[begin Data to process]
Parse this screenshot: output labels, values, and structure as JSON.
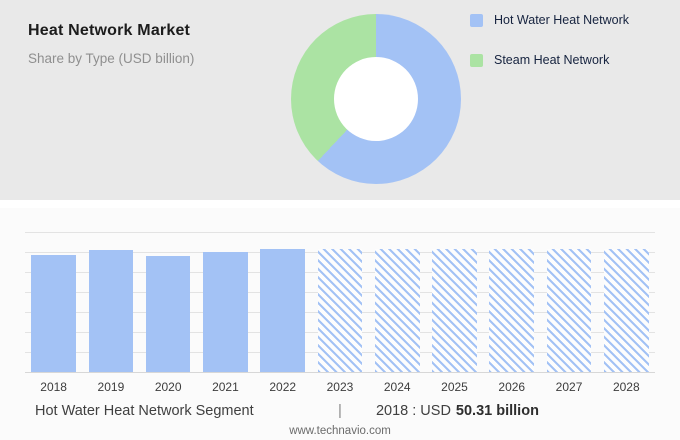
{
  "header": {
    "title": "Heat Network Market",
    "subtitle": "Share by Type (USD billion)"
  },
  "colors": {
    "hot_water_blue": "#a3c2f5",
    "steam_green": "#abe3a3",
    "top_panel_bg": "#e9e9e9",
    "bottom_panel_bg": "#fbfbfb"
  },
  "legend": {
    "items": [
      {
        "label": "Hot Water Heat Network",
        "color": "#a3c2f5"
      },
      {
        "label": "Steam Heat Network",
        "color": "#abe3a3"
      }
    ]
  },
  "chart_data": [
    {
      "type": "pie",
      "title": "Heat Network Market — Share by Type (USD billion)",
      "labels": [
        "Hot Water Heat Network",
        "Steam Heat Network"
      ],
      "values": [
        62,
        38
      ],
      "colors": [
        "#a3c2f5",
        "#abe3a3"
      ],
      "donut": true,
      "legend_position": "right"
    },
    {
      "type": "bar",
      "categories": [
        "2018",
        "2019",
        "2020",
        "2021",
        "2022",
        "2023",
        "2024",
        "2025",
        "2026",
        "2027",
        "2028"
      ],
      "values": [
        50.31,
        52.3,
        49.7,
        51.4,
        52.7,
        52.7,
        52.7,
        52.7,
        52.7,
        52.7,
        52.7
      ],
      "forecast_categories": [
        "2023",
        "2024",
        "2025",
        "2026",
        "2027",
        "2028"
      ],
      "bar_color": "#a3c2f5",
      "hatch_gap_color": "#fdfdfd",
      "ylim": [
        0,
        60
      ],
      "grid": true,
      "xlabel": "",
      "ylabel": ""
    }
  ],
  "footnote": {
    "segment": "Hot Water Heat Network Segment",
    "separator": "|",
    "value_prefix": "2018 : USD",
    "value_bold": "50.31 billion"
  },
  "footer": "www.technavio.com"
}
[end Data to process]
Look through the data above. Copy every line with the string "billion" in it.

Result of the exercise>
    "subtitle": "Share by Type (USD billion)"
      "title": "Heat Network Market — Share by Type (USD billion)",
    "value_bold": "50.31 billion"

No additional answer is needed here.